Le contrat ne peut etre qualifié d’assurance vie et donc bénéficier du dispense de rapport et de réduction s’il apparait que le but poursuivie par le souscripteur dés le début était de dépouiller irrévocablement au profit du bénéficiaire et non pas de «  placer » son argent mis dans le contrat.

 

Il s’agit alors en réalité d’une donation indirecte soumise au rapport et à réduction dans sa succession.

 

Cass. 2e civ., 23 oct. 2008, n° 07-19.950 :

 

Un contrat d'assurance-vie peut être requalifié en donation si les circonstances dans lesquelles son bénéficiaire a été désigné révèlent la volonté du souscripteur de se dépouiller de manière irrévocable. En l'espèce, un malade de 71 ans, qui laissait plusieurs enfants, avait souscrit une assurance-vie trois jours avant son décès et avait désigné bénéficiaire son ex-épouse dont il était divorcé mais dont il avait eu deux enfants. Aussi, en l'absence d'aléa dans la disposition prise trois jours avant le décès du souscripteur, dans la mesure où la prime de 50 003 euros avait pratiquement vidé le compte d'épargne du défunt, il a été justement retenu que ce contrat correspondait de fait à une donation de la prime versée, réductible pour son montant versé.

 

« qu'en effet le versement de cette prime vidait pratiquement le compte Caisse d'épargne de M. Robert X... ;

 

Que de ces constatations et énonciations, la cour d'appel a pu déduire, en l'absence d'aléa dans la disposition prise trois jours avant le décès du souscripteur, que ce contrat correspondait de fait à une donation de la prime versée ; »

 

Il est évident que pour la deuxième chambre civile le critère absolument décisif a été la souscription du contrat trois jours avant son décès par une personne dont le pronostic vital était engagé et qui le savait : il n’y avait donc, lors de la souscription du contrat, aucun aléa quant à la personne qui percevrait le capital du contrat et il s’agissait pour le souscripteur uniquement de transmettre une somme d’argent au bénéficiaire sans rechercher un placement.

 

►« Dès lors que le souscripteur, quel que soit son âge, ne se sait pas atteint d'un mal incurable, il peut placer en assurance-vie la partie de sa fortune encore liquide et désigner qui il veut comme bénéficiaire à condition toutefois de garder pour lui quelques liquidités. » (Suzanne Hovasse, JCP , N, n° 28, 16 Juillet 2010, 1244)

 

2ème exception : primes manifestement exagérées

 

L’article L 132-13 alinéa 2 du Code des assurance prévoit une seconde exception à la dispense du rapport et de la réduction lorsque les « sommes versées par le contractant à titre de primes ( ont ) été manifestement exagérées eu égard à ses facultés.”


Les primes manifestement excéssives sont alors soumises au rapport à succession et à la réduction pour atteinte à la réserve des héritiers.

Énoncé A
Modifiez le passage de l'extrait sur l'assurance-vie qui va de « Cass. 2e civ., 23 » jusqu'à « son montant versé. », en remplaçant « ex-épouse » par « ancienne épouse ».
Énoncé B
D'après l'extrait sur l'assurance-vie, quel était le montant de la prime versée dans l'affaire jugée le 23 octobre 2008 ?

Données extraites
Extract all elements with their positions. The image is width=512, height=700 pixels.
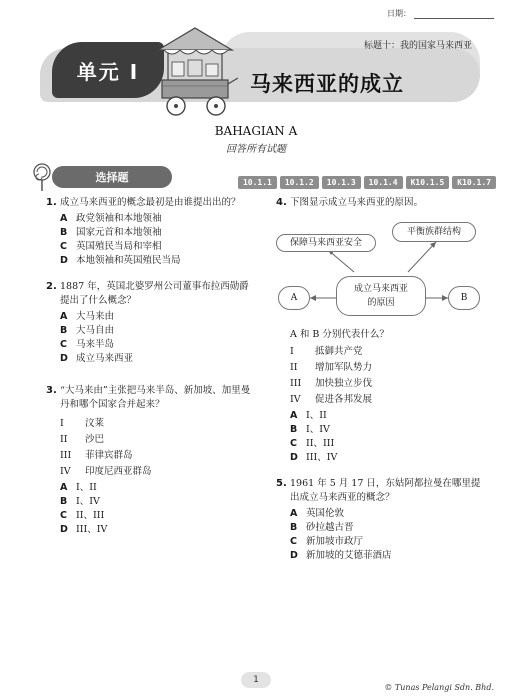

--

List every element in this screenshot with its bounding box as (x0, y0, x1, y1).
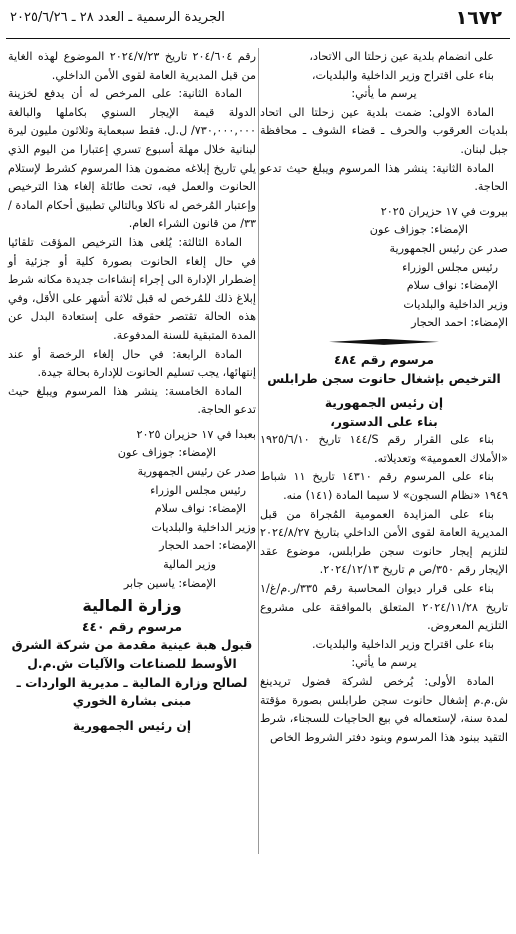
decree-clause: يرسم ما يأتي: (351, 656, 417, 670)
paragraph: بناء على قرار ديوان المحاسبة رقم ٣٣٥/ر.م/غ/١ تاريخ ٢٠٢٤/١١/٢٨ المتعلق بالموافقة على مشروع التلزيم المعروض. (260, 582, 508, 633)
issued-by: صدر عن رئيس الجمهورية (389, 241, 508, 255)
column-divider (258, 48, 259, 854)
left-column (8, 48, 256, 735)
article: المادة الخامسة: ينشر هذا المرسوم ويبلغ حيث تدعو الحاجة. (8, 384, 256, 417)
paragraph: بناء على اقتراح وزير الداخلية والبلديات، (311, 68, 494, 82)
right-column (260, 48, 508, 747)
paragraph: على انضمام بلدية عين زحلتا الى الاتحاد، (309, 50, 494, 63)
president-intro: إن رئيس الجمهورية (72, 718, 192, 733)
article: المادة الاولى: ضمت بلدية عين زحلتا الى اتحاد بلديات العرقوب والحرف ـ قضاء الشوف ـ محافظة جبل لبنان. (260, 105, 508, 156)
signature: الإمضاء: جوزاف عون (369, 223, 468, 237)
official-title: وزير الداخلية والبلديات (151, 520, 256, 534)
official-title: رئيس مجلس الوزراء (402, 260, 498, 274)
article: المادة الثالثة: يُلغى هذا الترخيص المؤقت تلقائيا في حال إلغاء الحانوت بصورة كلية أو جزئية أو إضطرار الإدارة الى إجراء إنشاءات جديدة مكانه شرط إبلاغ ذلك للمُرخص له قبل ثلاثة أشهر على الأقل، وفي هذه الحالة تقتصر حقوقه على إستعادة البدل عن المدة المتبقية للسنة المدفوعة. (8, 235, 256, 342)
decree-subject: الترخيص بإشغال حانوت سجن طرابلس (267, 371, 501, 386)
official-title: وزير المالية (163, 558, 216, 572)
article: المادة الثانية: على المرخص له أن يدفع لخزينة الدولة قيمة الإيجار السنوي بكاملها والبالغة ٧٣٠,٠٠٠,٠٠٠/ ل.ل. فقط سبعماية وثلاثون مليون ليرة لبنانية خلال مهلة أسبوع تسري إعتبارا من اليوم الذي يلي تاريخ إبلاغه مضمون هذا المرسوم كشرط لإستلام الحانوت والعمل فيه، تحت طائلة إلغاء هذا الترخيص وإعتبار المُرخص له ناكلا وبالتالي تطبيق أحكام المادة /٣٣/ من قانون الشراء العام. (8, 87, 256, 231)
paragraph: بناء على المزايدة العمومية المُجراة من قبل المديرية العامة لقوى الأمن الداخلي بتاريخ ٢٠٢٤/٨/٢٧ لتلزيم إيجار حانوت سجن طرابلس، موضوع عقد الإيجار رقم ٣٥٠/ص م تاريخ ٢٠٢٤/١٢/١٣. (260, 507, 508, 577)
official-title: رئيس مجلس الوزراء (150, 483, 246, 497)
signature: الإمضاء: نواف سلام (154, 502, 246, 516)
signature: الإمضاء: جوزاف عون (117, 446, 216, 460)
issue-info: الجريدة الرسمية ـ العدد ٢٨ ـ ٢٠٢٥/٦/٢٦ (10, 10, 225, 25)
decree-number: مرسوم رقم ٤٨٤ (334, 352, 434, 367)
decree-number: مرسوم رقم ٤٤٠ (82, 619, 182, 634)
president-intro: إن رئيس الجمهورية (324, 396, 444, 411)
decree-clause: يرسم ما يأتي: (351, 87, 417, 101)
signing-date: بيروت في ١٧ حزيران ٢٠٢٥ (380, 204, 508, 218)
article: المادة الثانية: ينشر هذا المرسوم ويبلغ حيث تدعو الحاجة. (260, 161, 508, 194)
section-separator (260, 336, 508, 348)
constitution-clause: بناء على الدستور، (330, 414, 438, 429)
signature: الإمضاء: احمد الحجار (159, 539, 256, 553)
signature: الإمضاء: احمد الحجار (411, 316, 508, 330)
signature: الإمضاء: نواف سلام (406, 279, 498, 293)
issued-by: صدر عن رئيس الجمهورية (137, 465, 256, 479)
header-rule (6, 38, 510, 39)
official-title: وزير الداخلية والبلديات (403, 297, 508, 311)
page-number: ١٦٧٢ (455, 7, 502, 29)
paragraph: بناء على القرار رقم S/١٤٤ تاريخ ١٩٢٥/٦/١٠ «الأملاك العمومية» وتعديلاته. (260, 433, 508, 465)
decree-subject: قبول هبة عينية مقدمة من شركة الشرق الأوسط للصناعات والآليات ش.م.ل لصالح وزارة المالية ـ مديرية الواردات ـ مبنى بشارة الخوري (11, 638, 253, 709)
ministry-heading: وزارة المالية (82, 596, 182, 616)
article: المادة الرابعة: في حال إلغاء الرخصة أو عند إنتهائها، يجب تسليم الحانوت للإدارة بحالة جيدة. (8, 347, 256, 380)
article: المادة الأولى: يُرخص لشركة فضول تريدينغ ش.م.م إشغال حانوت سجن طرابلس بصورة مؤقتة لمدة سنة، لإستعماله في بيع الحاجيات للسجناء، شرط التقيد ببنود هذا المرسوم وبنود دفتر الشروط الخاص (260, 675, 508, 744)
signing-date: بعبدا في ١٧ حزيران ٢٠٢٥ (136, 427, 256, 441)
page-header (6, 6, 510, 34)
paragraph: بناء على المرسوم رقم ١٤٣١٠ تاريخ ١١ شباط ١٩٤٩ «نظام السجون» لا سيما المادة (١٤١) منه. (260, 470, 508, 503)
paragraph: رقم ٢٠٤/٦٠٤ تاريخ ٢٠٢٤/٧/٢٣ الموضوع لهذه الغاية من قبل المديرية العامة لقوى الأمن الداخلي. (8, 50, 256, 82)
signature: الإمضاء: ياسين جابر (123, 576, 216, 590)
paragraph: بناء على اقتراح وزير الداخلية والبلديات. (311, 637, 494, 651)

* * *

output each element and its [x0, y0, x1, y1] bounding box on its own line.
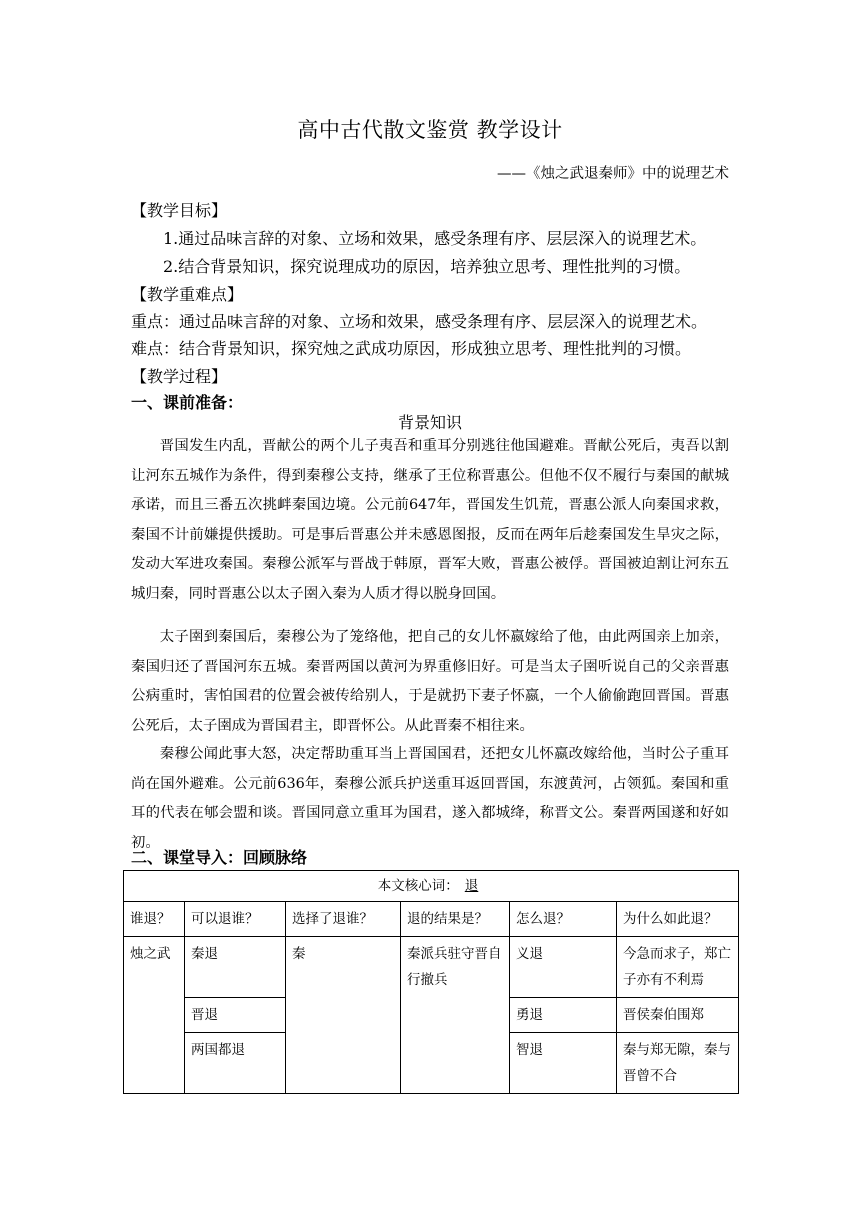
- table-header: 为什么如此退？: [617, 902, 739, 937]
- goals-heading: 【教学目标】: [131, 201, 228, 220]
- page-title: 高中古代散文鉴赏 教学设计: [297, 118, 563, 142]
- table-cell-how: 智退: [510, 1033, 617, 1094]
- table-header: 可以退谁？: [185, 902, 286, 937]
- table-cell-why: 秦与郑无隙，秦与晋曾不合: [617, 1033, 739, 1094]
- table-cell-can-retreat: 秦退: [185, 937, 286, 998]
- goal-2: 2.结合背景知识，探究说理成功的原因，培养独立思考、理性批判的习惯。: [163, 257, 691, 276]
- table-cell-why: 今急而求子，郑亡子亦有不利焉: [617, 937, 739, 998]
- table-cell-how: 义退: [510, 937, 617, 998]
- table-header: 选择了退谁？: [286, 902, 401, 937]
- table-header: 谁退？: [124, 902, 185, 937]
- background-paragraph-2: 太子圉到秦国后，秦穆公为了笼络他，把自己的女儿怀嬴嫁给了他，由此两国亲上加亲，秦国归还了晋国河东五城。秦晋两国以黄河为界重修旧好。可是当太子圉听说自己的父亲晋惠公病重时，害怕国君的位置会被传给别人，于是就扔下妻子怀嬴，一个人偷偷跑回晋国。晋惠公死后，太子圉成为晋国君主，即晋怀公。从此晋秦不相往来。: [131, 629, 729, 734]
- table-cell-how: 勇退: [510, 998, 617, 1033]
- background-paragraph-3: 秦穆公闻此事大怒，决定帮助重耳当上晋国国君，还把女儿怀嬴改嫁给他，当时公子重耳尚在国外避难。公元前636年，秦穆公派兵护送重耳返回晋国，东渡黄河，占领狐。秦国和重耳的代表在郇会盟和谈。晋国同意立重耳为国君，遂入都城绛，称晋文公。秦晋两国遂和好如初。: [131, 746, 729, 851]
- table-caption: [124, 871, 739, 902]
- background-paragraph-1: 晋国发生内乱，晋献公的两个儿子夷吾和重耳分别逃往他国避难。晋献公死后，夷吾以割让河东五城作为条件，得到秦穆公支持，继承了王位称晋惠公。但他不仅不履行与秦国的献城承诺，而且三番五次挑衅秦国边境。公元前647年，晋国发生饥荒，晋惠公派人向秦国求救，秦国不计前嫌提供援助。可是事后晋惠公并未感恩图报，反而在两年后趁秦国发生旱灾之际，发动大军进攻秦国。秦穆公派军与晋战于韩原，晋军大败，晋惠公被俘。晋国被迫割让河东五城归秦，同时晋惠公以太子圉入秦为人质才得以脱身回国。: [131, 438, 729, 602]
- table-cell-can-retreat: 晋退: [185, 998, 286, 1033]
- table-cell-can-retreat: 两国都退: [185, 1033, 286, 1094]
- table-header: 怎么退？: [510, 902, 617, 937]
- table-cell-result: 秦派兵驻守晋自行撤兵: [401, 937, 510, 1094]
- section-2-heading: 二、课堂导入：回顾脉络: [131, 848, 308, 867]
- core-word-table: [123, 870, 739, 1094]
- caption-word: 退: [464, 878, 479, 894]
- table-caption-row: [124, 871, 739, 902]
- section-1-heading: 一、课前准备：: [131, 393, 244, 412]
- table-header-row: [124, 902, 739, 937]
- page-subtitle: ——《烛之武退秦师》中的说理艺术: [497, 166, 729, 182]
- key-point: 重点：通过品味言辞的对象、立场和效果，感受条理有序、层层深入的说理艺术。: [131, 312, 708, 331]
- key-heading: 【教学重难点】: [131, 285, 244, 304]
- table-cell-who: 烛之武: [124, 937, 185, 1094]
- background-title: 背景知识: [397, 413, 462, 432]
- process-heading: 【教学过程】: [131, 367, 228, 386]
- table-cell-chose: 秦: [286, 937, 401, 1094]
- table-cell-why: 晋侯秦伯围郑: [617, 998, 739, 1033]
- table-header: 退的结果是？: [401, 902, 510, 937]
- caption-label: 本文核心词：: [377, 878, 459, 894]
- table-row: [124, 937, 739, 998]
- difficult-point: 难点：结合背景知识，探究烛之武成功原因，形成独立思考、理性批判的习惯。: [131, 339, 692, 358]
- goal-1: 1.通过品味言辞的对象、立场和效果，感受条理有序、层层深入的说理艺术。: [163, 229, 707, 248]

Corrigé A
Cass. 2e civ., 23 oct. 2008, n° 07-19.950 :

 

Un contrat d'assurance-vie peut être requalifié en donation si les circonstances dans lesquelles son bénéficiaire a été désigné révèlent la volonté du souscripteur de se dépouiller de manière irrévocable. En l'espèce, un malade de 71 ans, qui laissait plusieurs enfants, avait souscrit une assurance-vie trois jours avant son décès et avait désigné bénéficiaire son ancienne épouse dont il était divorcé mais dont il avait eu deux enfants. Aussi, en l'absence d'aléa dans la disposition prise trois jours avant le décès du souscripteur, dans la mesure où la prime de 50 003 euros avait pratiquement vidé le compte d'épargne du défunt, il a été justement retenu que ce contrat correspondait de fait à une donation de la prime versée, réductible pour son montant versé.

Corrigé B
La prime s'élevait à 50 003 euros.